◆ Objective
Beneath this task is a listing; retype all of it exactly.

(Data entries)
# # # # # # #

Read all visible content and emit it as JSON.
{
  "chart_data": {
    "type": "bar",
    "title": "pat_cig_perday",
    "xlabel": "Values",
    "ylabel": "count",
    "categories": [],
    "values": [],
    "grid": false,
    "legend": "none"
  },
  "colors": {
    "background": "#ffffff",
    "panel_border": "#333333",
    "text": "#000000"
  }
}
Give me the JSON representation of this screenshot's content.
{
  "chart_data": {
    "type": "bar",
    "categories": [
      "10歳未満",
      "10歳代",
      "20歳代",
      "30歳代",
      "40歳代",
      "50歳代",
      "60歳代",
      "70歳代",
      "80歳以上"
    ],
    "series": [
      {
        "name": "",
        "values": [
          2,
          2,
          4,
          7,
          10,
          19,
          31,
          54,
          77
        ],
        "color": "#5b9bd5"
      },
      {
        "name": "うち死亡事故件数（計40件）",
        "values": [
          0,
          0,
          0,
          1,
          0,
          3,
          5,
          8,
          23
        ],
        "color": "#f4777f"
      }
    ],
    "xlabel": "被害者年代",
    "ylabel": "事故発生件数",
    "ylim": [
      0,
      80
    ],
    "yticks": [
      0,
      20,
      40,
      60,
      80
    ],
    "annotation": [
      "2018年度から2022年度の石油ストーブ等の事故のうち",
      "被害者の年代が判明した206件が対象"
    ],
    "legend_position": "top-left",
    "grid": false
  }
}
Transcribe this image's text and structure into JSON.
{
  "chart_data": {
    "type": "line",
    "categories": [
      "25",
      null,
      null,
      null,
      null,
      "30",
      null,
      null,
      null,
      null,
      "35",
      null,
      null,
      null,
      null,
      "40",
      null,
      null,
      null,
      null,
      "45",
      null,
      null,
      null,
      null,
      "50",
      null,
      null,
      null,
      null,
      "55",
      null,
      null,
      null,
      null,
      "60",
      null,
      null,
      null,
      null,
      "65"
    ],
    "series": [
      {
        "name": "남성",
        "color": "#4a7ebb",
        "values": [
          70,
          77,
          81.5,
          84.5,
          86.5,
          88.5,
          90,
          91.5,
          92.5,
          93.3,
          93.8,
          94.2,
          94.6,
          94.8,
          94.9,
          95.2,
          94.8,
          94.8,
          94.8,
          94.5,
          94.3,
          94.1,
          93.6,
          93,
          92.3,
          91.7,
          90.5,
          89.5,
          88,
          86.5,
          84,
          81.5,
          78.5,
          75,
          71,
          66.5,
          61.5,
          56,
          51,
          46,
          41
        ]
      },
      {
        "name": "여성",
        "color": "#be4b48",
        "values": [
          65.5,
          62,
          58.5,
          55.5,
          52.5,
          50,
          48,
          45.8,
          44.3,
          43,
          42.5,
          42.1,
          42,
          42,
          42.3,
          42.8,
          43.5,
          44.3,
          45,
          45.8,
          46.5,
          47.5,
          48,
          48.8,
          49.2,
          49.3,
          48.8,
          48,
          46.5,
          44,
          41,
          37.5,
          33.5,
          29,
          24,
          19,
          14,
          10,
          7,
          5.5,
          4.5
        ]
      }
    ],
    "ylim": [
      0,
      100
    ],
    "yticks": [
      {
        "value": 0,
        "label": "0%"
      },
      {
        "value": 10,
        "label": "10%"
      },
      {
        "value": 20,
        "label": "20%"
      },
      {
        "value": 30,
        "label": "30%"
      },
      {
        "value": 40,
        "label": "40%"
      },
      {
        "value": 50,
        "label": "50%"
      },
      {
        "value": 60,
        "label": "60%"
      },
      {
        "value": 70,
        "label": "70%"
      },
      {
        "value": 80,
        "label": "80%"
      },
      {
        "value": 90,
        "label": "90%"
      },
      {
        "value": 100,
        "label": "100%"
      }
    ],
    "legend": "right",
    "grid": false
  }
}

# # # # # # #

◆ Worked solution
Read all visible content and emit it as JSON.
{
  "chart_data": {
    "type": "bar",
    "title": "pat_cig_perday",
    "xlabel": "Values",
    "ylabel": "count",
    "categories": [],
    "values": [],
    "grid": false,
    "legend": "none"
  },
  "colors": {
    "background": "#ffffff",
    "panel_border": "#333333",
    "text": "#000000"
  }
}
Give me the JSON representation of this screenshot's content.
{
  "chart_data": {
    "type": "bar",
    "categories": [
      "10歳未満",
      "10歳代",
      "20歳代",
      "30歳代",
      "40歳代",
      "50歳代",
      "60歳代",
      "70歳代",
      "80歳以上"
    ],
    "series": [
      {
        "name": "",
        "values": [
          2,
          2,
          4,
          7,
          10,
          19,
          31,
          54,
          77
        ],
        "color": "#5b9bd5"
      },
      {
        "name": "うち死亡事故件数（計40件）",
        "values": [
          0,
          0,
          0,
          1,
          0,
          3,
          5,
          8,
          23
        ],
        "color": "#f4777f"
      }
    ],
    "xlabel": "被害者年代",
    "ylabel": "事故発生件数",
    "ylim": [
      0,
      80
    ],
    "yticks": [
      0,
      20,
      40,
      60,
      80
    ],
    "annotation": [
      "2018年度から2022年度の石油ストーブ等の事故のうち",
      "被害者の年代が判明した206件が対象"
    ],
    "legend_position": "top-left",
    "grid": false
  }
}
Transcribe this image's text and structure into JSON.
{
  "chart_data": {
    "type": "line",
    "categories": [
      "25",
      null,
      null,
      null,
      null,
      "30",
      null,
      null,
      null,
      null,
      "35",
      null,
      null,
      null,
      null,
      "40",
      null,
      null,
      null,
      null,
      "45",
      null,
      null,
      null,
      null,
      "50",
      null,
      null,
      null,
      null,
      "55",
      null,
      null,
      null,
      null,
      "60",
      null,
      null,
      null,
      null,
      "65"
    ],
    "series": [
      {
        "name": "남성",
        "color": "#4a7ebb",
        "values": [
          70,
          77,
          81.5,
          84.5,
          86.5,
          88.5,
          90,
          91.5,
          92.5,
          93.3,
          93.8,
          94.2,
          94.6,
          94.8,
          94.9,
          95.2,
          94.8,
          94.8,
          94.8,
          94.5,
          94.3,
          94.1,
          93.6,
          93,
          92.3,
          91.7,
          90.5,
          89.5,
          88,
          86.5,
          84,
          81.5,
          78.5,
          75,
          71,
          66.5,
          61.5,
          56,
          51,
          46,
          41
        ]
      },
      {
        "name": "여성",
        "color": "#be4b48",
        "values": [
          65.5,
          62,
          58.5,
          55.5,
          52.5,
          50,
          48,
          45.8,
          44.3,
          43,
          42.5,
          42.1,
          42,
          42,
          42.3,
          42.8,
          43.5,
          44.3,
          45,
          45.8,
          46.5,
          47.5,
          48,
          48.8,
          49.2,
          49.3,
          48.8,
          48,
          46.5,
          44,
          41,
          37.5,
          33.5,
          29,
          24,
          19,
          14,
          10,
          7,
          5.5,
          4.5
        ]
      }
    ],
    "ylim": [
      0,
      100
    ],
    "yticks": [
      {
        "value": 0,
        "label": "0%"
      },
      {
        "value": 10,
        "label": "10%"
      },
      {
        "value": 20,
        "label": "20%"
      },
      {
        "value": 30,
        "label": "30%"
      },
      {
        "value": 40,
        "label": "40%"
      },
      {
        "value": 50,
        "label": "50%"
      },
      {
        "value": 60,
        "label": "60%"
      },
      {
        "value": 70,
        "label": "70%"
      },
      {
        "value": 80,
        "label": "80%"
      },
      {
        "value": 90,
        "label": "90%"
      },
      {
        "value": 100,
        "label": "100%"
      }
    ],
    "legend": "right",
    "grid": false
  }
}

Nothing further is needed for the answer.